### Task description
Write out every line of the material exactly as it appears.

---

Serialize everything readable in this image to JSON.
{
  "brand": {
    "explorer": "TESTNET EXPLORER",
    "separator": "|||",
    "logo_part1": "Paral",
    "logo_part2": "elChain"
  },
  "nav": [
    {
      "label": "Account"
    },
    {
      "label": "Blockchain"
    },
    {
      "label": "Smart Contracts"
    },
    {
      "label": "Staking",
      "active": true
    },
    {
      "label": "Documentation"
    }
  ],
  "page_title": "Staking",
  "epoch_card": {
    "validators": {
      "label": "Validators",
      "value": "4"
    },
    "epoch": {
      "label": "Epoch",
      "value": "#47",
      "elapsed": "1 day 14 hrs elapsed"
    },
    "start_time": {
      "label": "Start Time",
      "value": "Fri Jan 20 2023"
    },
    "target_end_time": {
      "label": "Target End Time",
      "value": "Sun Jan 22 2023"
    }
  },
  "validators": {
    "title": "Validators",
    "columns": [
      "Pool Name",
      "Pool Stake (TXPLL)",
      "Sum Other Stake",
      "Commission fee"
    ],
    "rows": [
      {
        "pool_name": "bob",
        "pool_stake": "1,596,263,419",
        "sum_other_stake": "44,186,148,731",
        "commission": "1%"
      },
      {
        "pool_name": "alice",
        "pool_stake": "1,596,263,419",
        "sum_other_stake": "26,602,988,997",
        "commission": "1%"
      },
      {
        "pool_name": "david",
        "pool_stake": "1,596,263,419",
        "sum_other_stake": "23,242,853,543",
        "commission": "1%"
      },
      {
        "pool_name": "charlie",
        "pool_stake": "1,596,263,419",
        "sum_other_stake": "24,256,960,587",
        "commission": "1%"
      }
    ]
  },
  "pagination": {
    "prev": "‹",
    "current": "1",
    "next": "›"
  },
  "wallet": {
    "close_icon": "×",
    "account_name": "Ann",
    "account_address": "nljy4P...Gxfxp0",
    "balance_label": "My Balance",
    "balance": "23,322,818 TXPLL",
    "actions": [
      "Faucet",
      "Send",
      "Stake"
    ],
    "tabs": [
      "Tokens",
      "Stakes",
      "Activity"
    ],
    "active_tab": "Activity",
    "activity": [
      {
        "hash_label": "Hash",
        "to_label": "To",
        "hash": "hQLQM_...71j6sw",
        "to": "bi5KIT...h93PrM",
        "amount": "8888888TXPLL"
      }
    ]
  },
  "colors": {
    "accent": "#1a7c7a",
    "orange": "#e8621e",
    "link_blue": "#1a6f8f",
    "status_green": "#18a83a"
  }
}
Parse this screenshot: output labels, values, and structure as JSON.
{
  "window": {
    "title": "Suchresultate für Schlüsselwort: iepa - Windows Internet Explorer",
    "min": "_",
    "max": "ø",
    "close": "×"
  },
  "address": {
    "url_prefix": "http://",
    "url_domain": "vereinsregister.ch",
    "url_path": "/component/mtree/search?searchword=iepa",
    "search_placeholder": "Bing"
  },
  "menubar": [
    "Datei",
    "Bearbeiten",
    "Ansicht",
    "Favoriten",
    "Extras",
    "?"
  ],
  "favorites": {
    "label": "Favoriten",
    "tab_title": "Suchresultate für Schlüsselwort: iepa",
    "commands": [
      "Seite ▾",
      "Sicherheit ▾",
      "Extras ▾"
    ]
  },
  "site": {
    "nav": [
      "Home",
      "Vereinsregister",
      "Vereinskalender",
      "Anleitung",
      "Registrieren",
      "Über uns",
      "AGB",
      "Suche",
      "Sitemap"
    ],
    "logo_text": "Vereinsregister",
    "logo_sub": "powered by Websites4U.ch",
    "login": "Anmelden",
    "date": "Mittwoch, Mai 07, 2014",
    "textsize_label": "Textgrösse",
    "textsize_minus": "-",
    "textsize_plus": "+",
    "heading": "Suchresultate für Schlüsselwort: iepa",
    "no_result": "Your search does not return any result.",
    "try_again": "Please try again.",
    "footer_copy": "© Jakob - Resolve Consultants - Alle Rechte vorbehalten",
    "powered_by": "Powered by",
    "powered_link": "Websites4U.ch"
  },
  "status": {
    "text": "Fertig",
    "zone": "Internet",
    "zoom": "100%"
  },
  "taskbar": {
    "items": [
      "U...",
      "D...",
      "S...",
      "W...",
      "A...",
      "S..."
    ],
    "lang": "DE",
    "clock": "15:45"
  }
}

---

### Complete response
Serialize everything readable in this image to JSON.
{
  "brand": {
    "explorer": "TESTNET EXPLORER",
    "separator": "|||",
    "logo_part1": "Paral",
    "logo_part2": "elChain"
  },
  "nav": [
    {
      "label": "Account"
    },
    {
      "label": "Blockchain"
    },
    {
      "label": "Smart Contracts"
    },
    {
      "label": "Staking",
      "active": true
    },
    {
      "label": "Documentation"
    }
  ],
  "page_title": "Staking",
  "epoch_card": {
    "validators": {
      "label": "Validators",
      "value": "4"
    },
    "epoch": {
      "label": "Epoch",
      "value": "#47",
      "elapsed": "1 day 14 hrs elapsed"
    },
    "start_time": {
      "label": "Start Time",
      "value": "Fri Jan 20 2023"
    },
    "target_end_time": {
      "label": "Target End Time",
      "value": "Sun Jan 22 2023"
    }
  },
  "validators": {
    "title": "Validators",
    "columns": [
      "Pool Name",
      "Pool Stake (TXPLL)",
      "Sum Other Stake",
      "Commission fee"
    ],
    "rows": [
      {
        "pool_name": "bob",
        "pool_stake": "1,596,263,419",
        "sum_other_stake": "44,186,148,731",
        "commission": "1%"
      },
      {
        "pool_name": "alice",
        "pool_stake": "1,596,263,419",
        "sum_other_stake": "26,602,988,997",
        "commission": "1%"
      },
      {
        "pool_name": "david",
        "pool_stake": "1,596,263,419",
        "sum_other_stake": "23,242,853,543",
        "commission": "1%"
      },
      {
        "pool_name": "charlie",
        "pool_stake": "1,596,263,419",
        "sum_other_stake": "24,256,960,587",
        "commission": "1%"
      }
    ]
  },
  "pagination": {
    "prev": "‹",
    "current": "1",
    "next": "›"
  },
  "wallet": {
    "close_icon": "×",
    "account_name": "Ann",
    "account_address": "nljy4P...Gxfxp0",
    "balance_label": "My Balance",
    "balance": "23,322,818 TXPLL",
    "actions": [
      "Faucet",
      "Send",
      "Stake"
    ],
    "tabs": [
      "Tokens",
      "Stakes",
      "Activity"
    ],
    "active_tab": "Activity",
    "activity": [
      {
        "hash_label": "Hash",
        "to_label": "To",
        "hash": "hQLQM_...71j6sw",
        "to": "bi5KIT...h93PrM",
        "amount": "8888888TXPLL"
      }
    ]
  },
  "colors": {
    "accent": "#1a7c7a",
    "orange": "#e8621e",
    "link_blue": "#1a6f8f",
    "status_green": "#18a83a"
  }
}
Parse this screenshot: output labels, values, and structure as JSON.
{
  "window": {
    "title": "Suchresultate für Schlüsselwort: iepa - Windows Internet Explorer",
    "min": "_",
    "max": "ø",
    "close": "×"
  },
  "address": {
    "url_prefix": "http://",
    "url_domain": "vereinsregister.ch",
    "url_path": "/component/mtree/search?searchword=iepa",
    "search_placeholder": "Bing"
  },
  "menubar": [
    "Datei",
    "Bearbeiten",
    "Ansicht",
    "Favoriten",
    "Extras",
    "?"
  ],
  "favorites": {
    "label": "Favoriten",
    "tab_title": "Suchresultate für Schlüsselwort: iepa",
    "commands": [
      "Seite ▾",
      "Sicherheit ▾",
      "Extras ▾"
    ]
  },
  "site": {
    "nav": [
      "Home",
      "Vereinsregister",
      "Vereinskalender",
      "Anleitung",
      "Registrieren",
      "Über uns",
      "AGB",
      "Suche",
      "Sitemap"
    ],
    "logo_text": "Vereinsregister",
    "logo_sub": "powered by Websites4U.ch",
    "login": "Anmelden",
    "date": "Mittwoch, Mai 07, 2014",
    "textsize_label": "Textgrösse",
    "textsize_minus": "-",
    "textsize_plus": "+",
    "heading": "Suchresultate für Schlüsselwort: iepa",
    "no_result": "Your search does not return any result.",
    "try_again": "Please try again.",
    "footer_copy": "© Jakob - Resolve Consultants - Alle Rechte vorbehalten",
    "powered_by": "Powered by",
    "powered_link": "Websites4U.ch"
  },
  "status": {
    "text": "Fertig",
    "zone": "Internet",
    "zoom": "100%"
  },
  "taskbar": {
    "items": [
      "U...",
      "D...",
      "S...",
      "W...",
      "A...",
      "S..."
    ],
    "lang": "DE",
    "clock": "15:45"
  }
}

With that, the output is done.